### RECORD EXTRACTS
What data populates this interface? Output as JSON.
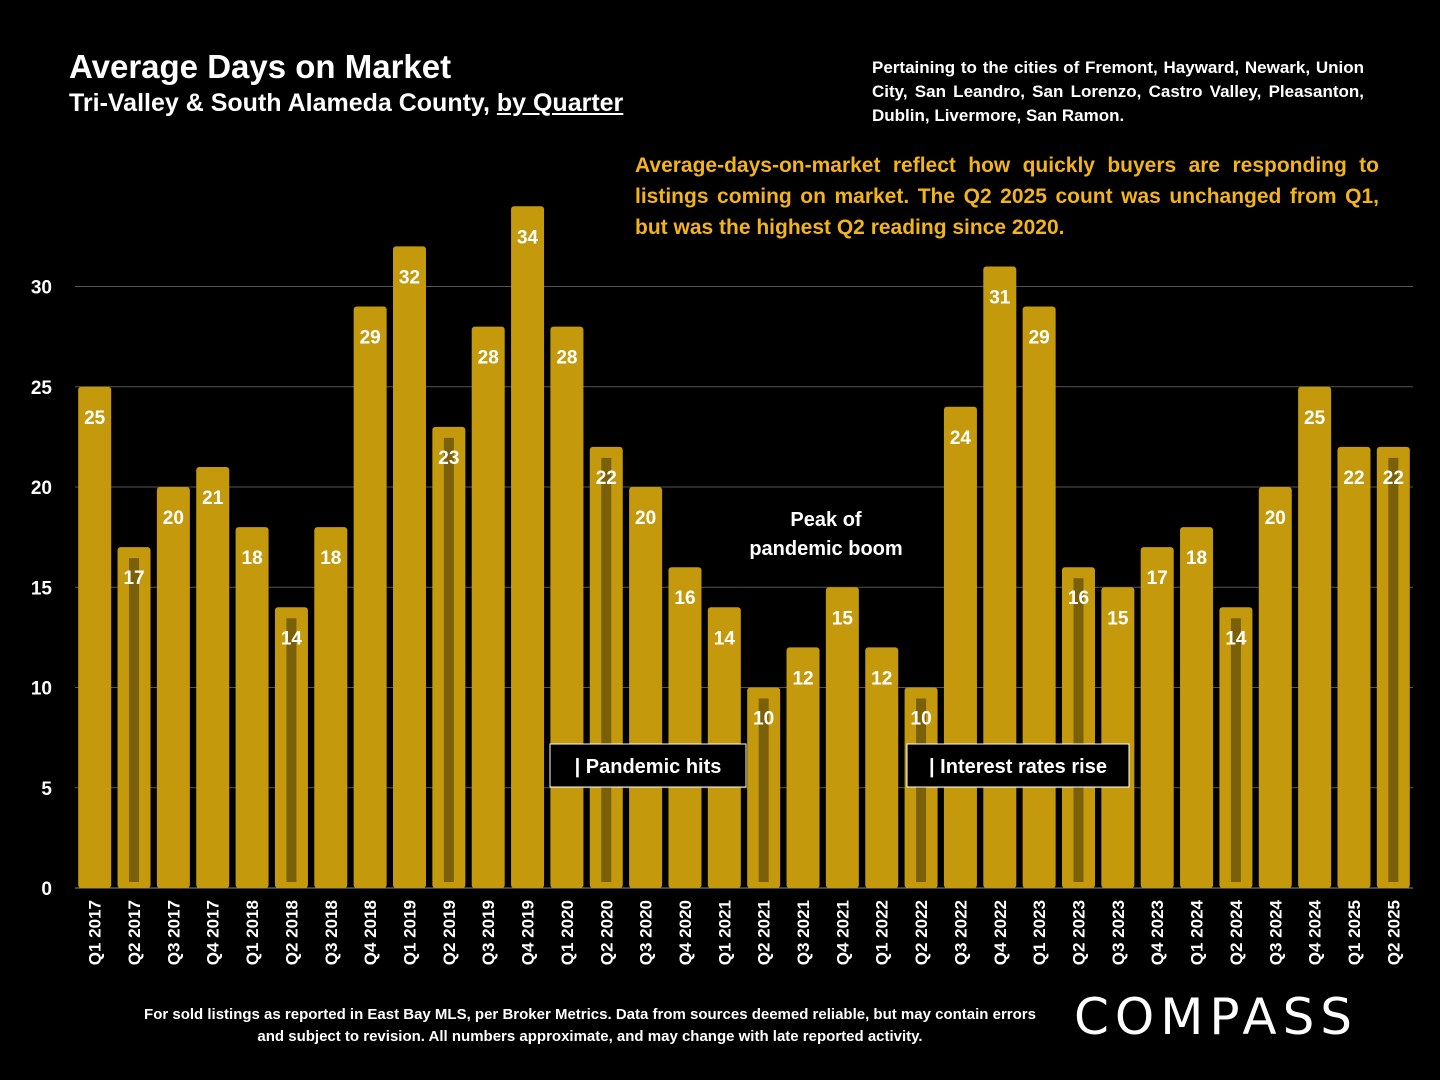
{
  "header": {
    "title": "Average Days on Market",
    "subtitle_main": "Tri-Valley & South Alameda County, ",
    "subtitle_link": "by Quarter",
    "pertaining": "Pertaining to the cities of Fremont, Hayward, Newark, Union City, San Leandro, San Lorenzo, Castro Valley, Pleasanton, Dublin, Livermore, San Ramon.",
    "note": "Average-days-on-market reflect how quickly buyers are responding to listings coming on market. The Q2 2025 count was unchanged from Q1, but was the highest Q2 reading since 2020."
  },
  "footer": {
    "text": "For sold listings as reported in East Bay MLS, per Broker Metrics. Data from sources deemed reliable, but may contain errors and subject to revision. All numbers approximate, and may change with late reported activity.",
    "logo": "COMPASS"
  },
  "colors": {
    "bar": "#c49a0c",
    "q2_marker": "#7a6008",
    "note": "#f2b418",
    "background": "#000000"
  },
  "chart_data": {
    "type": "bar",
    "categories": [
      "Q1 2017",
      "Q2 2017",
      "Q3 2017",
      "Q4 2017",
      "Q1 2018",
      "Q2 2018",
      "Q3 2018",
      "Q4 2018",
      "Q1 2019",
      "Q2 2019",
      "Q3 2019",
      "Q4 2019",
      "Q1 2020",
      "Q2 2020",
      "Q3 2020",
      "Q4 2020",
      "Q1 2021",
      "Q2 2021",
      "Q3 2021",
      "Q4 2021",
      "Q1 2022",
      "Q2 2022",
      "Q3 2022",
      "Q4 2022",
      "Q1 2023",
      "Q2 2023",
      "Q3 2023",
      "Q4 2023",
      "Q1 2024",
      "Q2 2024",
      "Q3 2024",
      "Q4 2024",
      "Q1 2025",
      "Q2 2025"
    ],
    "values": [
      25,
      17,
      20,
      21,
      18,
      14,
      18,
      29,
      32,
      23,
      28,
      34,
      28,
      22,
      20,
      16,
      14,
      10,
      12,
      15,
      12,
      10,
      24,
      31,
      29,
      16,
      15,
      17,
      18,
      14,
      20,
      25,
      22,
      22
    ],
    "labels": [
      "25",
      "17",
      "20",
      "21",
      "18",
      "14",
      "18",
      "29",
      "32",
      "23",
      "28",
      "34",
      "28",
      "22",
      "20",
      "16",
      "14",
      "10",
      "12",
      "15",
      "12",
      "10",
      "24",
      "31",
      "29",
      "16",
      "15",
      "17",
      "18",
      "14",
      "20",
      "25",
      "22",
      "22"
    ],
    "ylim": [
      0,
      34
    ],
    "yticks": [
      0,
      5,
      10,
      15,
      20,
      25,
      30
    ],
    "grid": true,
    "q2_marker": "darker stripe inside each Q2 bar",
    "annotations": [
      {
        "text": "Peak of pandemic boom",
        "lines": [
          "Peak of",
          "pandemic boom"
        ]
      },
      {
        "text": "| Pandemic hits",
        "boxed": true
      },
      {
        "text": "| Interest rates rise",
        "boxed": true
      }
    ]
  }
}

### REQUEST
Search the lines above for the string "listings", then show every one that has it.

### EXERCISE ANSWER
    "note": "Average-days-on-market reflect how quickly buyers are responding to listings coming on market. The Q2 2025 count was unchanged from Q1, but was the highest Q2 reading since 2020."
    "text": "For sold listings as reported in East Bay MLS, per Broker Metrics. Data from sources deemed reliable, but may contain errors and subject to revision. All numbers approximate, and may change with late reported activity.",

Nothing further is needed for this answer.